* Start SUPPLIED INFORMATION *

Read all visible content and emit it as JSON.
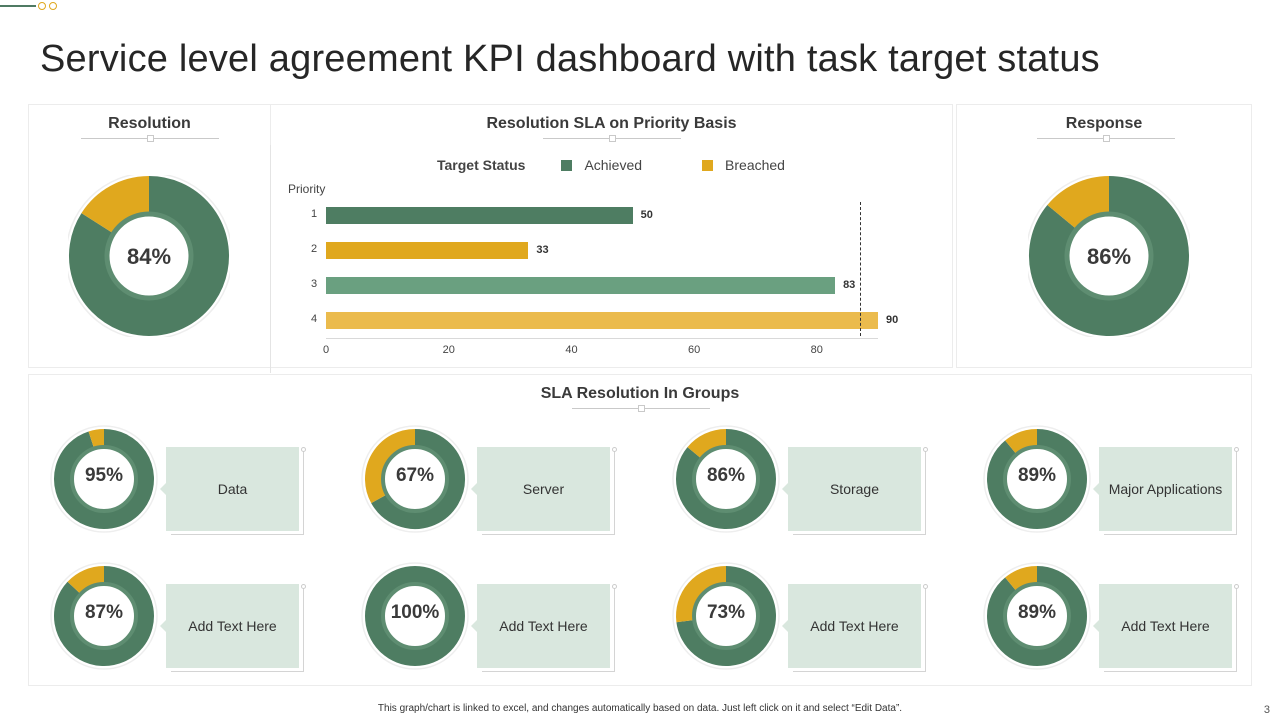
{
  "title": "Service level agreement KPI dashboard with task target status",
  "colors": {
    "green": "#4e7d62",
    "green_light": "#6aa080",
    "gold": "#e0a81e",
    "gold_light": "#ebbb4d",
    "box": "#d9e7de"
  },
  "resolution": {
    "title": "Resolution",
    "value": 84,
    "label": "84%"
  },
  "response": {
    "title": "Response",
    "value": 86,
    "label": "86%"
  },
  "chart_data": {
    "type": "bar",
    "orientation": "horizontal",
    "title": "Resolution SLA on Priority Basis",
    "legend_title": "Target Status",
    "legend": [
      "Achieved",
      "Breached"
    ],
    "ylabel": "Priority",
    "categories": [
      "1",
      "2",
      "3",
      "4"
    ],
    "values": [
      50,
      33,
      83,
      90
    ],
    "value_labels": [
      "50",
      "33",
      "83",
      "90"
    ],
    "status": [
      "Achieved",
      "Breached",
      "Achieved",
      "Breached"
    ],
    "xlim": [
      0,
      90
    ],
    "xticks": [
      "0",
      "20",
      "40",
      "60",
      "80"
    ],
    "target_line": 87
  },
  "groups": {
    "title": "SLA Resolution In Groups",
    "items": [
      {
        "value": 95,
        "label": "95%",
        "name": "Data"
      },
      {
        "value": 67,
        "label": "67%",
        "name": "Server"
      },
      {
        "value": 86,
        "label": "86%",
        "name": "Storage"
      },
      {
        "value": 89,
        "label": "89%",
        "name": "Major Applications"
      },
      {
        "value": 87,
        "label": "87%",
        "name": "Add Text Here"
      },
      {
        "value": 100,
        "label": "100%",
        "name": "Add Text Here"
      },
      {
        "value": 73,
        "label": "73%",
        "name": "Add Text Here"
      },
      {
        "value": 89,
        "label": "89%",
        "name": "Add Text Here"
      }
    ]
  },
  "footer": "This graph/chart is linked to excel, and changes automatically based on data. Just left click on it and select “Edit Data”.",
  "page_number": "3"
}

* End SUPPLIED INFORMATION *

Quote all of the entries word for word, omitting any pictures.

Read all visible content and emit it as JSON.
{
  "title": "Service level agreement KPI dashboard with task target status",
  "colors": {
    "green": "#4e7d62",
    "green_light": "#6aa080",
    "gold": "#e0a81e",
    "gold_light": "#ebbb4d",
    "box": "#d9e7de"
  },
  "resolution": {
    "title": "Resolution",
    "value": 84,
    "label": "84%"
  },
  "response": {
    "title": "Response",
    "value": 86,
    "label": "86%"
  },
  "chart_data": {
    "type": "bar",
    "orientation": "horizontal",
    "title": "Resolution SLA on Priority Basis",
    "legend_title": "Target Status",
    "legend": [
      "Achieved",
      "Breached"
    ],
    "ylabel": "Priority",
    "categories": [
      "1",
      "2",
      "3",
      "4"
    ],
    "values": [
      50,
      33,
      83,
      90
    ],
    "value_labels": [
      "50",
      "33",
      "83",
      "90"
    ],
    "status": [
      "Achieved",
      "Breached",
      "Achieved",
      "Breached"
    ],
    "xlim": [
      0,
      90
    ],
    "xticks": [
      "0",
      "20",
      "40",
      "60",
      "80"
    ],
    "target_line": 87
  },
  "groups": {
    "title": "SLA Resolution In Groups",
    "items": [
      {
        "value": 95,
        "label": "95%",
        "name": "Data"
      },
      {
        "value": 67,
        "label": "67%",
        "name": "Server"
      },
      {
        "value": 86,
        "label": "86%",
        "name": "Storage"
      },
      {
        "value": 89,
        "label": "89%",
        "name": "Major Applications"
      },
      {
        "value": 87,
        "label": "87%",
        "name": "Add Text Here"
      },
      {
        "value": 100,
        "label": "100%",
        "name": "Add Text Here"
      },
      {
        "value": 73,
        "label": "73%",
        "name": "Add Text Here"
      },
      {
        "value": 89,
        "label": "89%",
        "name": "Add Text Here"
      }
    ]
  },
  "footer": "This graph/chart is linked to excel, and changes automatically based on data. Just left click on it and select “Edit Data”.",
  "page_number": "3"
}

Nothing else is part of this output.